**Material shown:**
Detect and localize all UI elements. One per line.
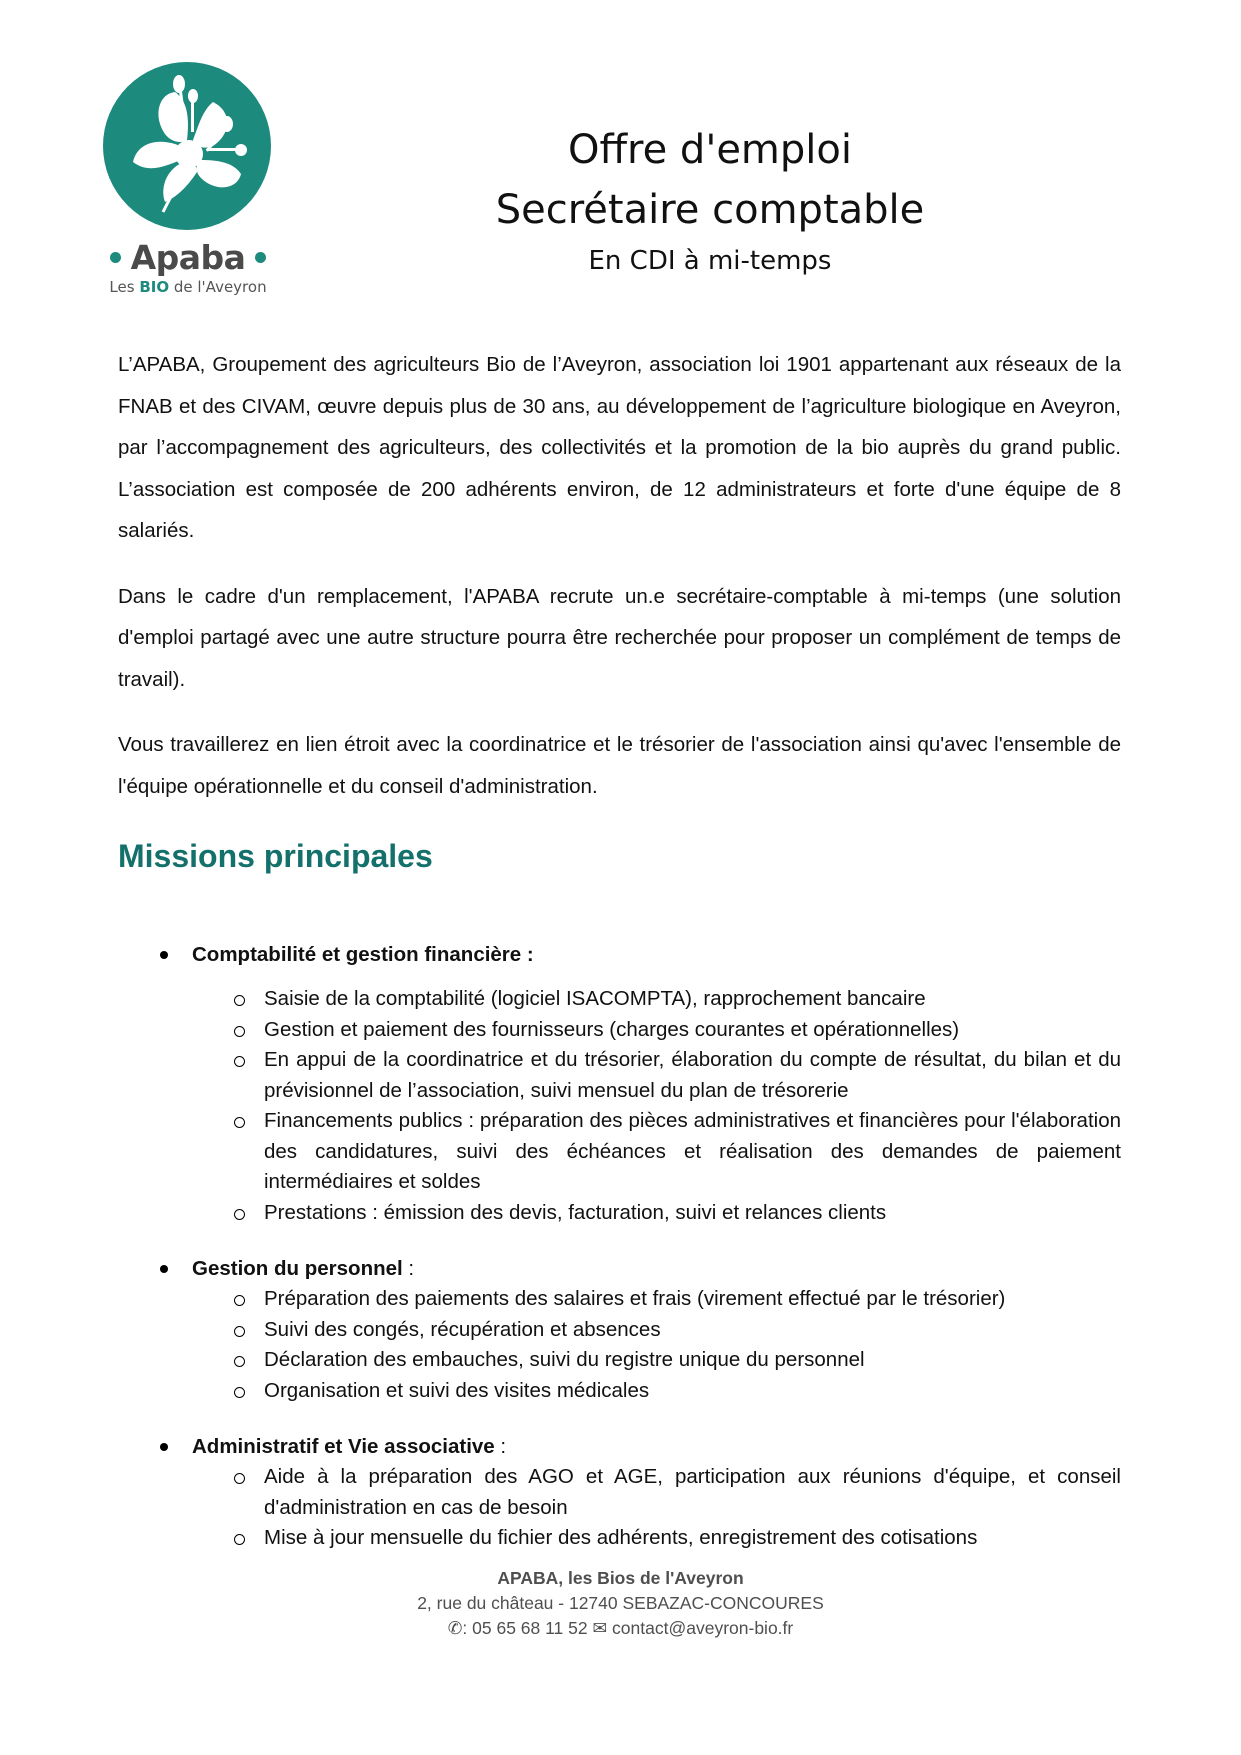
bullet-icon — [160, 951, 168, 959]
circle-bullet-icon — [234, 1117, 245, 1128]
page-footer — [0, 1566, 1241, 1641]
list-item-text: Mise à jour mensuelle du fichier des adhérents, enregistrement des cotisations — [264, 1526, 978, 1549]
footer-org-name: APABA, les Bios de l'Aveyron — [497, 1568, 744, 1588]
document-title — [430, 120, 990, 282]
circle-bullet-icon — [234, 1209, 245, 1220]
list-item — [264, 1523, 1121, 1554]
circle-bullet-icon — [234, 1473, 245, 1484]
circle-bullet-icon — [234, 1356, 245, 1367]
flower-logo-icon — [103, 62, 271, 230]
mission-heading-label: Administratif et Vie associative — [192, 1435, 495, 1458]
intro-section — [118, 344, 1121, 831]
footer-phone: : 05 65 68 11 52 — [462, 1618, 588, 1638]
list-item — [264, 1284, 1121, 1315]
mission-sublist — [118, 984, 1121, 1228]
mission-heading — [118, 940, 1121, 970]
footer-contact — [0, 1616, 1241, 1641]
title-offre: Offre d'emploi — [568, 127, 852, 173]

**Task objective:**
How many lines in the entries above contain the string "title"? Give only the number.

**Solution:**
2